**Records shown**
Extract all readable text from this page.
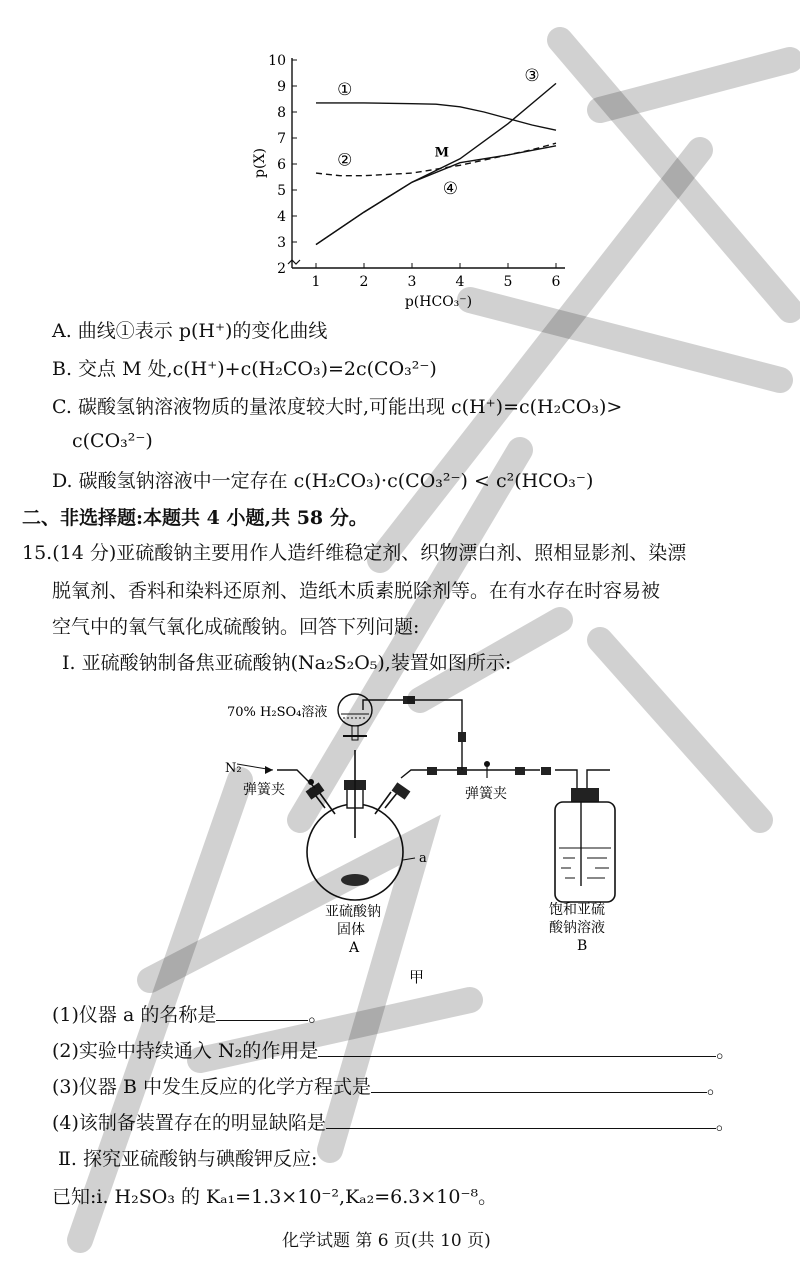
1	2	3	4	5	6
2
3
4
5
6
7
8
9
10
p(HCO₃⁻)
p(X)
①
②
③
④
M
A. 曲线①表示 p(H⁺)的变化曲线
B. 交点 M 处,c(H⁺)+c(H₂CO₃)=2c(CO₃²⁻)
C. 碳酸氢钠溶液物质的量浓度较大时,可能出现 c(H⁺)=c(H₂CO₃)>
c(CO₃²⁻)
D. 碳酸氢钠溶液中一定存在 c(H₂CO₃)·c(CO₃²⁻) < c²(HCO₃⁻)
二、非选择题:本题共 4 小题,共 58 分。
15.(14 分)亚硫酸钠主要用作人造纤维稳定剂、织物漂白剂、照相显影剂、染漂
脱氧剂、香料和染料还原剂、造纸木质素脱除剂等。在有水存在时容易被
空气中的氧气氧化成硫酸钠。回答下列问题:
Ⅰ. 亚硫酸钠制备焦亚硫酸钠(Na₂S₂O₅),装置如图所示:
70% H₂SO₄溶液
N₂
弹簧夹	弹簧夹
a
亚硫酸钠
固体
A
饱和亚硫
酸钠溶液
B
甲
(1)仪器 a 的名称是	。
(2)实验中持续通入 N₂的作用是	。
(3)仪器 B 中发生反应的化学方程式是	。
(4)该制备装置存在的明显缺陷是	。
Ⅱ. 探究亚硫酸钠与碘酸钾反应:
已知:i. H₂SO₃ 的 Kₐ₁=1.3×10⁻²,Kₐ₂=6.3×10⁻⁸。
化学试题 第 6 页(共 10 页)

**Instruction**
Copy the data word for word. Pictures do not go in the copy.

**Correct output**
Extract all readable text from this page.
1	2	3	4	5	6
2
3
4
5
6
7
8
9
10
p(HCO₃⁻)
p(X)
①
②
③
④
M
A. 曲线①表示 p(H⁺)的变化曲线
B. 交点 M 处,c(H⁺)+c(H₂CO₃)=2c(CO₃²⁻)
C. 碳酸氢钠溶液物质的量浓度较大时,可能出现 c(H⁺)=c(H₂CO₃)>
c(CO₃²⁻)
D. 碳酸氢钠溶液中一定存在 c(H₂CO₃)·c(CO₃²⁻) < c²(HCO₃⁻)
二、非选择题:本题共 4 小题,共 58 分。
15.(14 分)亚硫酸钠主要用作人造纤维稳定剂、织物漂白剂、照相显影剂、染漂
脱氧剂、香料和染料还原剂、造纸木质素脱除剂等。在有水存在时容易被
空气中的氧气氧化成硫酸钠。回答下列问题:
Ⅰ. 亚硫酸钠制备焦亚硫酸钠(Na₂S₂O₅),装置如图所示:
70% H₂SO₄溶液
N₂
弹簧夹	弹簧夹
a
亚硫酸钠
固体
A
饱和亚硫
酸钠溶液
B
甲
(1)仪器 a 的名称是	。
(2)实验中持续通入 N₂的作用是	。
(3)仪器 B 中发生反应的化学方程式是	。
(4)该制备装置存在的明显缺陷是	。
Ⅱ. 探究亚硫酸钠与碘酸钾反应:
已知:i. H₂SO₃ 的 Kₐ₁=1.3×10⁻²,Kₐ₂=6.3×10⁻⁸。
化学试题 第 6 页(共 10 页)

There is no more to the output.